What the task requires
Scan the lines below; pull out those with "větší".

Information shown
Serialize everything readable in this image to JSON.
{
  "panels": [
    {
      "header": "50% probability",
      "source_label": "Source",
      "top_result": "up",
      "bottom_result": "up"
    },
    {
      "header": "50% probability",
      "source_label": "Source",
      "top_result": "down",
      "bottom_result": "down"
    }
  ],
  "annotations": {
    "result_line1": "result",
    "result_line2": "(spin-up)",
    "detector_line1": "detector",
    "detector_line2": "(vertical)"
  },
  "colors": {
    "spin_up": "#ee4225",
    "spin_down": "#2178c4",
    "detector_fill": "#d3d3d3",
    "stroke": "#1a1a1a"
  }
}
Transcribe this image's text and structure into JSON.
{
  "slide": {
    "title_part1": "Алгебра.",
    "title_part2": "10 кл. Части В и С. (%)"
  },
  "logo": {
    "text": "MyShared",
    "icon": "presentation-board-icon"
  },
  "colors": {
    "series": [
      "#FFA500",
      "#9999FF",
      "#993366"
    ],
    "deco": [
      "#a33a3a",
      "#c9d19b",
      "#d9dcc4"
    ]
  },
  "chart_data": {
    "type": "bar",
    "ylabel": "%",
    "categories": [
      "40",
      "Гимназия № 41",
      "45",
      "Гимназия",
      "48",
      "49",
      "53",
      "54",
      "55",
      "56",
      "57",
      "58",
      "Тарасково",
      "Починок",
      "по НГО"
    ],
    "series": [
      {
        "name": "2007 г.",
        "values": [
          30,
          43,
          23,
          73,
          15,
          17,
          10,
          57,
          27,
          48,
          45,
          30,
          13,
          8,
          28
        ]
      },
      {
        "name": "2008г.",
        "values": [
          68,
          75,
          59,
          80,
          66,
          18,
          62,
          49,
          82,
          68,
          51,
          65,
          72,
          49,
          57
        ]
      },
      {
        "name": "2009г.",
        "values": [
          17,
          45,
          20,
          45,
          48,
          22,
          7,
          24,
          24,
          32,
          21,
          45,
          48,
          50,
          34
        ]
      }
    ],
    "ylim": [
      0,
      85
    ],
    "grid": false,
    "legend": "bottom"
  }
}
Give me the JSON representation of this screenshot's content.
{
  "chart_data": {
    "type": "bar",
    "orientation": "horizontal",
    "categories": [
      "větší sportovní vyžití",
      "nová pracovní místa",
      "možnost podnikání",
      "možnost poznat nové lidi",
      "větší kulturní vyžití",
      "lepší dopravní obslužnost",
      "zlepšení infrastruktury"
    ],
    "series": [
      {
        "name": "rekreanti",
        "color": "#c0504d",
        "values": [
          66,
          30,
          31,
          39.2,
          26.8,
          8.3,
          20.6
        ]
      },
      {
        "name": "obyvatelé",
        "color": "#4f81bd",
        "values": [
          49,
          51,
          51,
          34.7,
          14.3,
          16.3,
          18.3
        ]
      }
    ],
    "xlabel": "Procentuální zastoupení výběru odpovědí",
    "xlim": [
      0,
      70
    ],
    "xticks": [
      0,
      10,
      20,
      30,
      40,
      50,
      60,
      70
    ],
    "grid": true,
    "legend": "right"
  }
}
...
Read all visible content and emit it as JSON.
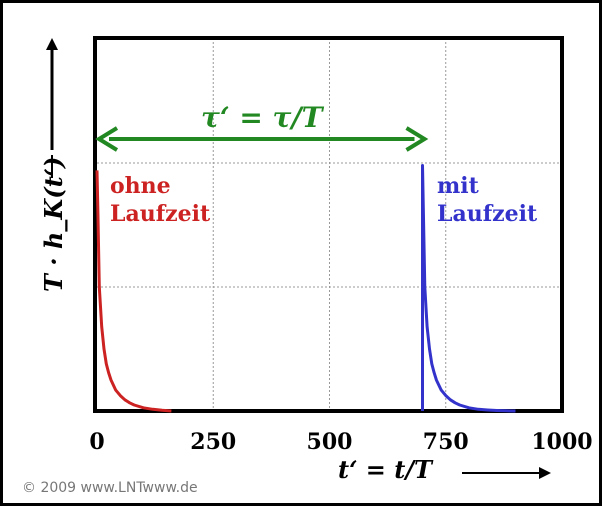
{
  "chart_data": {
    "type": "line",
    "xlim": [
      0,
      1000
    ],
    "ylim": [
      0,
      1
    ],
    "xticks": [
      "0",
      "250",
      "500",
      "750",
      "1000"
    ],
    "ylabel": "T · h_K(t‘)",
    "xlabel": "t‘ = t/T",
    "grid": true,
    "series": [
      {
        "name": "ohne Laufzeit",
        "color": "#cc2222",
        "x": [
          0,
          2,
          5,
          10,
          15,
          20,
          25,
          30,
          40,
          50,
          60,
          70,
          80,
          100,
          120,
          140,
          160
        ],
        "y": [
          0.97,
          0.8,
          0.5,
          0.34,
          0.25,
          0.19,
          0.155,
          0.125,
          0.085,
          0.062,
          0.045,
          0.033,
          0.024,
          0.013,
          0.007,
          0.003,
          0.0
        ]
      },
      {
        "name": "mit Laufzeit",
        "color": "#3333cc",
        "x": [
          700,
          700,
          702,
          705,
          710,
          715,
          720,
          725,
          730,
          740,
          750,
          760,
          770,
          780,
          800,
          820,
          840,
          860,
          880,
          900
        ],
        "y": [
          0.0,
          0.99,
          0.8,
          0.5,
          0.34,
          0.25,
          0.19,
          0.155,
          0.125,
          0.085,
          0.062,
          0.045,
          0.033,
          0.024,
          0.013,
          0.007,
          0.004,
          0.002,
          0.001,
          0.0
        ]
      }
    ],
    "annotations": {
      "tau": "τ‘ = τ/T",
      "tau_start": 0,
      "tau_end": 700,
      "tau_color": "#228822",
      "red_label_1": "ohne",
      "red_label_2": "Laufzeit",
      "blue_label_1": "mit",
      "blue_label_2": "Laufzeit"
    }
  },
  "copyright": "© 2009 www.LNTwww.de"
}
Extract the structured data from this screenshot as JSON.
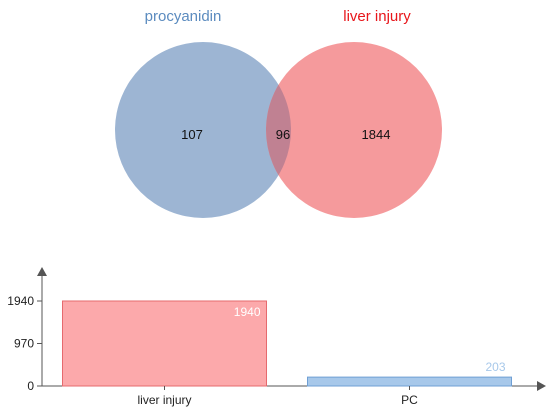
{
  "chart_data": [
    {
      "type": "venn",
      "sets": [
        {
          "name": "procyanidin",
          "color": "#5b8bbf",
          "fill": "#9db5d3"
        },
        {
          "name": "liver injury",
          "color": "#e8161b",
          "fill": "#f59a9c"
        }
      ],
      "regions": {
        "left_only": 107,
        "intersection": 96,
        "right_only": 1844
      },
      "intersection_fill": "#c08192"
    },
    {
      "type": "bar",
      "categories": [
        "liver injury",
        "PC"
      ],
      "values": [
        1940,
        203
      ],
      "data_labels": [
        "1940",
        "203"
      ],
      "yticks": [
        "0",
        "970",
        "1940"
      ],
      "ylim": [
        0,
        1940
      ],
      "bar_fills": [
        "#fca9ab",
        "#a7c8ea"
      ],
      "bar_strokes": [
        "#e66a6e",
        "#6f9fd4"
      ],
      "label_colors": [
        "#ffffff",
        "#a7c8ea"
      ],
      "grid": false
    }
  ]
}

Exercise solution
      "větší sportovní vyžití",
      "větší kulturní vyžití",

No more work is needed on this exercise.